Records from a data collection:
* START *
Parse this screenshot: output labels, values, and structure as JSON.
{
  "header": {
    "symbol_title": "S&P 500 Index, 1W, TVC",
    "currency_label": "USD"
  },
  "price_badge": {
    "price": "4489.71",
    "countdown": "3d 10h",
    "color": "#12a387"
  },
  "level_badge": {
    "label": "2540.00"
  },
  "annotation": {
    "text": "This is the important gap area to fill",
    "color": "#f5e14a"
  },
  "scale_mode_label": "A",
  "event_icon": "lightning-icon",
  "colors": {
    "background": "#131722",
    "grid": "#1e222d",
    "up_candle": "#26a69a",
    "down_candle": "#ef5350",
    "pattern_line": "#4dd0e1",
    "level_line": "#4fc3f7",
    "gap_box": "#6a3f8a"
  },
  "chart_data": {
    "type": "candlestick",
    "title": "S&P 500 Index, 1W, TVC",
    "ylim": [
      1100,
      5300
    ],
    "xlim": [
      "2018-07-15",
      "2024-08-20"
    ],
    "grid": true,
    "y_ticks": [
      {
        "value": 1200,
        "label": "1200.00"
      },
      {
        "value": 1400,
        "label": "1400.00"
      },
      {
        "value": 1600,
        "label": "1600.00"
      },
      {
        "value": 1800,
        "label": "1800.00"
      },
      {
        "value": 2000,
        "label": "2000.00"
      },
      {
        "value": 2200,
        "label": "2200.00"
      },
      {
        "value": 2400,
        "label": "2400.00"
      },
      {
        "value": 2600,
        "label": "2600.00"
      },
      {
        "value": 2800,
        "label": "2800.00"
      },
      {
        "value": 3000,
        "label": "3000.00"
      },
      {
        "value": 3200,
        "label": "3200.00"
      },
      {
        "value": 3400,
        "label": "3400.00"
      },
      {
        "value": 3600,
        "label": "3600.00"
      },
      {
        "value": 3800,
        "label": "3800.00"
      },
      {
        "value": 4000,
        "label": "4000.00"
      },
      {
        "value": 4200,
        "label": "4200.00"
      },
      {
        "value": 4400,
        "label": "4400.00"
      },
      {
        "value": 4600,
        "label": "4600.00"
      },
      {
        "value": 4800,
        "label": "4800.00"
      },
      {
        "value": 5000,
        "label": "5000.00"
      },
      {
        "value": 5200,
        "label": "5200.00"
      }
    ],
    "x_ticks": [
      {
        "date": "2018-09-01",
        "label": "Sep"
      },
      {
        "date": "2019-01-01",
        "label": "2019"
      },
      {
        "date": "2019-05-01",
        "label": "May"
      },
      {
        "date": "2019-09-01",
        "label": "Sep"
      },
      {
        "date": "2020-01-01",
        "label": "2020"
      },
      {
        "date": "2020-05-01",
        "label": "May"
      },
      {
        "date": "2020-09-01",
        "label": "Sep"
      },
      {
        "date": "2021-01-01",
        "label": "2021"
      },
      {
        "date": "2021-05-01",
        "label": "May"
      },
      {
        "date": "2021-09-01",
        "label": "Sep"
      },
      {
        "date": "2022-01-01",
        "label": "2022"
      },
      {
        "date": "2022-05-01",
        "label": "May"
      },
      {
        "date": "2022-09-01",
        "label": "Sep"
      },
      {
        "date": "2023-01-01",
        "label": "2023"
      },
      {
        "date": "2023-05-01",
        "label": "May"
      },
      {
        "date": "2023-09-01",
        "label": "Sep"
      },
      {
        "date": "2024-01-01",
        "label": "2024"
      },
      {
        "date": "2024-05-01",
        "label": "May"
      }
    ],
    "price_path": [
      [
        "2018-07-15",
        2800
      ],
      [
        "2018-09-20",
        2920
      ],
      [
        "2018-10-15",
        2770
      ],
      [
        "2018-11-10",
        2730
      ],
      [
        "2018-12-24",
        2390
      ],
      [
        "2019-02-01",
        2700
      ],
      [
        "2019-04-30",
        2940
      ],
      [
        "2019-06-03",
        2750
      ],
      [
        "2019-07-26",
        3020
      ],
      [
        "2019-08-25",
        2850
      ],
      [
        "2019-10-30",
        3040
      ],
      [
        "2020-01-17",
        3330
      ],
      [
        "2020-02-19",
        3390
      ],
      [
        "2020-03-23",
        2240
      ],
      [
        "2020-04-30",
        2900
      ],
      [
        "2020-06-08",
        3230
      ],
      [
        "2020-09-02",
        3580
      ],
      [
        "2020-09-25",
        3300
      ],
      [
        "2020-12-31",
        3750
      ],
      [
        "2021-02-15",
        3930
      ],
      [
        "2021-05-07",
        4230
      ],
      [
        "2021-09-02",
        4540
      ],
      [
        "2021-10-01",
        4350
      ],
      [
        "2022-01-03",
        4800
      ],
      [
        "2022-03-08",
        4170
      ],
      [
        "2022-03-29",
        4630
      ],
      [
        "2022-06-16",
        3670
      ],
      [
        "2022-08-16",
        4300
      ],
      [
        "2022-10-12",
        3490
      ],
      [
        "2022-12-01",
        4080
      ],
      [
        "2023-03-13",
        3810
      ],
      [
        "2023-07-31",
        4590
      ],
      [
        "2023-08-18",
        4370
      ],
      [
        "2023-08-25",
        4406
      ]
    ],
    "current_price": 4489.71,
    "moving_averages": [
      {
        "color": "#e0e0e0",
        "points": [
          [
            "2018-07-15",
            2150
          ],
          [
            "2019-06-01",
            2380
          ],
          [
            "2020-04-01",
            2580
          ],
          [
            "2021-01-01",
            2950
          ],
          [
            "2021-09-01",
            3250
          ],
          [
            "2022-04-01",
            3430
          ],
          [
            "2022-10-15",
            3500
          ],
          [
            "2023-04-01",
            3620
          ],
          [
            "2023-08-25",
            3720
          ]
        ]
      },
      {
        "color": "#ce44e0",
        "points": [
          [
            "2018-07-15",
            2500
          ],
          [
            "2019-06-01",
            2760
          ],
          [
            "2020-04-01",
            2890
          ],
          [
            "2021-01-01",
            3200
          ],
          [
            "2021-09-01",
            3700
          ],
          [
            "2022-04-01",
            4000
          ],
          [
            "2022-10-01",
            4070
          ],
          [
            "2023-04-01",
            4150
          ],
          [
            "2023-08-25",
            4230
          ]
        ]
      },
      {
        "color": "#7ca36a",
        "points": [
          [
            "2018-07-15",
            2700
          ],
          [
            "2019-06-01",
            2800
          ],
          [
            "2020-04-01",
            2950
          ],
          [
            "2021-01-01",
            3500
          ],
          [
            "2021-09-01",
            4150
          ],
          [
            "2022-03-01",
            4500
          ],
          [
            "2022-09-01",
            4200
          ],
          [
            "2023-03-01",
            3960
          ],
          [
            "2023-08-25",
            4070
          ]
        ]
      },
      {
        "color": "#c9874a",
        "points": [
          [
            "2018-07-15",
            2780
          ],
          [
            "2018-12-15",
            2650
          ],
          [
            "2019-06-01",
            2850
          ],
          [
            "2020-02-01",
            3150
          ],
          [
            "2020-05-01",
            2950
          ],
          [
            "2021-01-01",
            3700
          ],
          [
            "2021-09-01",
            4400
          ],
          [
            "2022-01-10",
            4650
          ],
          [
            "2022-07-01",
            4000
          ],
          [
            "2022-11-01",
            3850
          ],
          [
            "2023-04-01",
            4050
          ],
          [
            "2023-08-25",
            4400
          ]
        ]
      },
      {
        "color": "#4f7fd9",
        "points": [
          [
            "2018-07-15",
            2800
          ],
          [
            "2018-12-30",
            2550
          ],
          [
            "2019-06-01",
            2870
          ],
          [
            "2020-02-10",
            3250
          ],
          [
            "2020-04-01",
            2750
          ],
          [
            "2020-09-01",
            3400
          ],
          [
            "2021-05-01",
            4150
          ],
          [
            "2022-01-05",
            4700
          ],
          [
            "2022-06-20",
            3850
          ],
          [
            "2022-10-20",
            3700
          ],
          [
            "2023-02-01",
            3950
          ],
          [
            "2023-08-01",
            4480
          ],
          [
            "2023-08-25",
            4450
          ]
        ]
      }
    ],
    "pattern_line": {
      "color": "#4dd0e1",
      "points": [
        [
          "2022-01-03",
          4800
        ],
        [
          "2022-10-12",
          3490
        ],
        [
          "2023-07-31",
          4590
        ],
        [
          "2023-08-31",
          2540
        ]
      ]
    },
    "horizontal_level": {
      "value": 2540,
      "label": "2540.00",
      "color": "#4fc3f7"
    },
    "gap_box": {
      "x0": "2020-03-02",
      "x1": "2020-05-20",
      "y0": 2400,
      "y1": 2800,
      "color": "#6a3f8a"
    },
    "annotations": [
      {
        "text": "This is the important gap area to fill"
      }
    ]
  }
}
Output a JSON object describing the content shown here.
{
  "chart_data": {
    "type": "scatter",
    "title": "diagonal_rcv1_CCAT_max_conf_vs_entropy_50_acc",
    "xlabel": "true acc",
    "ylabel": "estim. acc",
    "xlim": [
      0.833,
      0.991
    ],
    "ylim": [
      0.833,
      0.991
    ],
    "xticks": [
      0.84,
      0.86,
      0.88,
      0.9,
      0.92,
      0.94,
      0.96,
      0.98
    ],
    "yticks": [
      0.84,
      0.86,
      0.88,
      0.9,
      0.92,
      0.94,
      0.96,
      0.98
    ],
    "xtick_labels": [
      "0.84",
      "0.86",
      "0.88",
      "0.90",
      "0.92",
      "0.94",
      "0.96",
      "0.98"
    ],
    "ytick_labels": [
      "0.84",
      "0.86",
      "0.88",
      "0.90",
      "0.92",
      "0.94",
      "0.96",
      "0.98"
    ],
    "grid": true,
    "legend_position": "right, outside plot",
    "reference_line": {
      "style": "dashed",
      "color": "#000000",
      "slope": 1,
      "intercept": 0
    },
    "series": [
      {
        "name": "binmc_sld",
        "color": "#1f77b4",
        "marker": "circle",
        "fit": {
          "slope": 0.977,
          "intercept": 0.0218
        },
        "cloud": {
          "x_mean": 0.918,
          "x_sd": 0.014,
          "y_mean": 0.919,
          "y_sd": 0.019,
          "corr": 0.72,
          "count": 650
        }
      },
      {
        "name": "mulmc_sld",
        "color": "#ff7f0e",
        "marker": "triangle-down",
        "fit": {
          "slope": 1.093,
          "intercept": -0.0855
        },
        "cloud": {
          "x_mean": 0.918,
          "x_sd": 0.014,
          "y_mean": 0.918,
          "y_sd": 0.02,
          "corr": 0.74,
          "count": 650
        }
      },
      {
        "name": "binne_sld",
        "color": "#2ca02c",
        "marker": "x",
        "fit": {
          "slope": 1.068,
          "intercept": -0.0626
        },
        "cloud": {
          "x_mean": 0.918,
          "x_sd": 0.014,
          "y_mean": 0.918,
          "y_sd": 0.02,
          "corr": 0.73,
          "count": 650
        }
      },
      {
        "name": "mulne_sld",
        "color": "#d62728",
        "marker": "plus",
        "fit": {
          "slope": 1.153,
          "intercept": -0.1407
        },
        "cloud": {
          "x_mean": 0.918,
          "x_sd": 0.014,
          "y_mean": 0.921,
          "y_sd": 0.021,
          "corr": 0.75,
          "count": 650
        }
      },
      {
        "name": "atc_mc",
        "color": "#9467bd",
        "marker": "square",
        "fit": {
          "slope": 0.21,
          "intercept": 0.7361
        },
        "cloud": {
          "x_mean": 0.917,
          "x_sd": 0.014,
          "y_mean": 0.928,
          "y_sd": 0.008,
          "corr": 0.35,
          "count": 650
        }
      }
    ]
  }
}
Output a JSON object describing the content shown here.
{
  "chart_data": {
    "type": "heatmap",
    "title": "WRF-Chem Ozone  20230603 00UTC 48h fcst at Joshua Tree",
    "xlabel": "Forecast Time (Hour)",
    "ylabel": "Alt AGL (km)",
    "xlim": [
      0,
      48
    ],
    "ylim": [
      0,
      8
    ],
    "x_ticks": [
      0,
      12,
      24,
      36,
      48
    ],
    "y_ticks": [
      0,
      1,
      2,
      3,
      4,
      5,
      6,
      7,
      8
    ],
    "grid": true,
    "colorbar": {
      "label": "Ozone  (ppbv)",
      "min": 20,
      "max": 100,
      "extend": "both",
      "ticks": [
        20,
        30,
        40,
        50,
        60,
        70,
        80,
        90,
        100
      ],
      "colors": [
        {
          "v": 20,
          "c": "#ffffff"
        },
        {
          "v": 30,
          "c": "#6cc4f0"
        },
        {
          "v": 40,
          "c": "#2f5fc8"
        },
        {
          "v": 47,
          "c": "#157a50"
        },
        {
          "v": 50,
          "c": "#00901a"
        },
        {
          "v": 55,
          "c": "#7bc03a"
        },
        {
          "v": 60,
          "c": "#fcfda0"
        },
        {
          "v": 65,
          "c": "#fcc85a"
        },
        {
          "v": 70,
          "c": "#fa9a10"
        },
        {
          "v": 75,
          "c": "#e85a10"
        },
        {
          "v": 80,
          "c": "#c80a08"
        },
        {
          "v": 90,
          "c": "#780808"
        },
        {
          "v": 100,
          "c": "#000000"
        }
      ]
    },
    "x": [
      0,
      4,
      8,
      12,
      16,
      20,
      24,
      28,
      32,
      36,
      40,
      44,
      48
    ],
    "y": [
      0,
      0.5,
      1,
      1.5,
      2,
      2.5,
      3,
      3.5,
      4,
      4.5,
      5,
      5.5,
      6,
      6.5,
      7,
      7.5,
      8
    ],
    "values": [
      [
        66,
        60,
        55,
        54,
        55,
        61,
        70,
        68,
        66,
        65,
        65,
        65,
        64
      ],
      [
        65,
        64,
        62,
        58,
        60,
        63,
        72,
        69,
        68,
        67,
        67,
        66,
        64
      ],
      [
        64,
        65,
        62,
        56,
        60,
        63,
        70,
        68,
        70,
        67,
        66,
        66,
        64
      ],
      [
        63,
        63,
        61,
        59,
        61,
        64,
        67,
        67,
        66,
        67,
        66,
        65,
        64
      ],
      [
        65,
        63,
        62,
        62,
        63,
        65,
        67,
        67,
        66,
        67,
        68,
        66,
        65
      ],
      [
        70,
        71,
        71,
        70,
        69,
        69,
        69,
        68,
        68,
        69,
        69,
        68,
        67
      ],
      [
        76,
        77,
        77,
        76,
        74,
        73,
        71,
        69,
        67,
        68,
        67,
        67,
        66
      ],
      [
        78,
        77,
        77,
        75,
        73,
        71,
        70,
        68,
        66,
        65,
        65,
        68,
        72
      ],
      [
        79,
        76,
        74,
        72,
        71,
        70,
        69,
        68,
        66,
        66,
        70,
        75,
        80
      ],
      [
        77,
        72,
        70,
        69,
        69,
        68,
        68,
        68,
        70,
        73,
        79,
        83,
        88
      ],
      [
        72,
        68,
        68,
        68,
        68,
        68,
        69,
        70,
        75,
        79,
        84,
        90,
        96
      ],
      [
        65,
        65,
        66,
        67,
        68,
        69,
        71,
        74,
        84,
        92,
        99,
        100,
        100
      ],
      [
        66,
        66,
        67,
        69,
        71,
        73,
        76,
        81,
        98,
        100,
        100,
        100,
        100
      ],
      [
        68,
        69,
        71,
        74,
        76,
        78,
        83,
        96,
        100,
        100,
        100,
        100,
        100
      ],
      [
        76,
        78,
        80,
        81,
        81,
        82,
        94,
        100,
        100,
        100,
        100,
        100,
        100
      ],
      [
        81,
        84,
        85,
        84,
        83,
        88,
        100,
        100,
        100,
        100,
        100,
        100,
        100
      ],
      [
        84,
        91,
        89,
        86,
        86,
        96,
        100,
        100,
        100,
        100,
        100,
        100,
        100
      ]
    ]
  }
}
* END *
— Exercise requirements —
Tell how many lines of the material above hold "text", answering with a bare number.

— Final result —
2